> [Data for the task]

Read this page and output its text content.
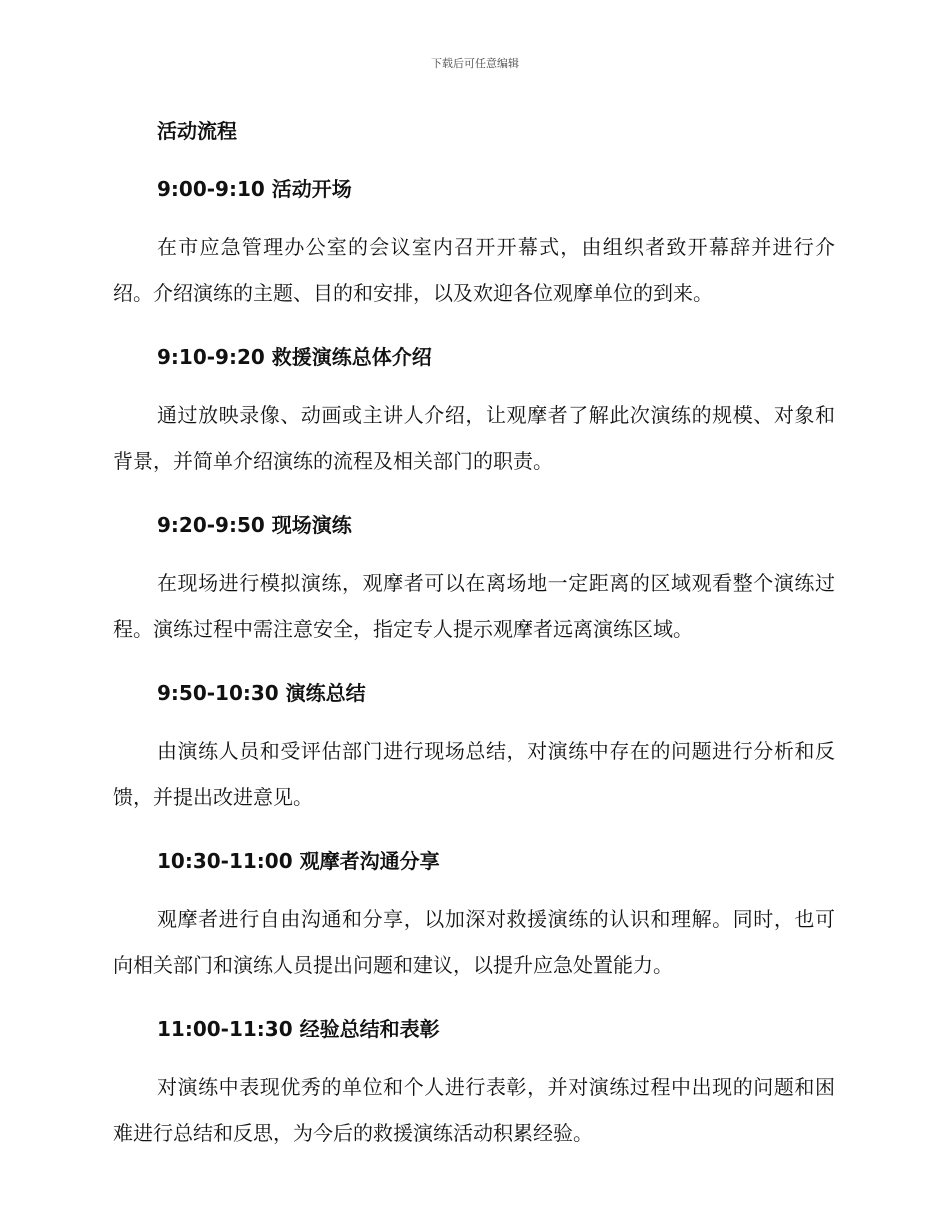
下载后可任意编辑
活动流程
9:00-9:10 活动开场

在市应急管理办公室的会议室内召开开幕式，由组织者致开幕辞并进行介绍。介绍演练的主题、目的和安排，以及欢迎各位观摩单位的到来。

9:10-9:20 救援演练总体介绍

通过放映录像、动画或主讲人介绍，让观摩者了解此次演练的规模、对象和背景，并简单介绍演练的流程及相关部门的职责。

9:20-9:50 现场演练

在现场进行模拟演练，观摩者可以在离场地一定距离的区域观看整个演练过程。演练过程中需注意安全，指定专人提示观摩者远离演练区域。

9:50-10:30 演练总结

由演练人员和受评估部门进行现场总结，对演练中存在的问题进行分析和反馈，并提出改进意见。

10:30-11:00 观摩者沟通分享

观摩者进行自由沟通和分享，以加深对救援演练的认识和理解。同时，也可向相关部门和演练人员提出问题和建议，以提升应急处置能力。

11:00-11:30 经验总结和表彰

对演练中表现优秀的单位和个人进行表彰，并对演练过程中出现的问题和困难进行总结和反思，为今后的救援演练活动积累经验。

> [Task directions]
The records above are to be quoted exactly, with all pictures left out.

> [Response]
Read this page and output its text content.
下载后可任意编辑
活动流程
9:00-9:10 活动开场

在市应急管理办公室的会议室内召开开幕式，由组织者致开幕辞并进行介绍。介绍演练的主题、目的和安排，以及欢迎各位观摩单位的到来。

9:10-9:20 救援演练总体介绍

通过放映录像、动画或主讲人介绍，让观摩者了解此次演练的规模、对象和背景，并简单介绍演练的流程及相关部门的职责。

9:20-9:50 现场演练

在现场进行模拟演练，观摩者可以在离场地一定距离的区域观看整个演练过程。演练过程中需注意安全，指定专人提示观摩者远离演练区域。

9:50-10:30 演练总结

由演练人员和受评估部门进行现场总结，对演练中存在的问题进行分析和反馈，并提出改进意见。

10:30-11:00 观摩者沟通分享

观摩者进行自由沟通和分享，以加深对救援演练的认识和理解。同时，也可向相关部门和演练人员提出问题和建议，以提升应急处置能力。

11:00-11:30 经验总结和表彰

对演练中表现优秀的单位和个人进行表彰，并对演练过程中出现的问题和困难进行总结和反思，为今后的救援演练活动积累经验。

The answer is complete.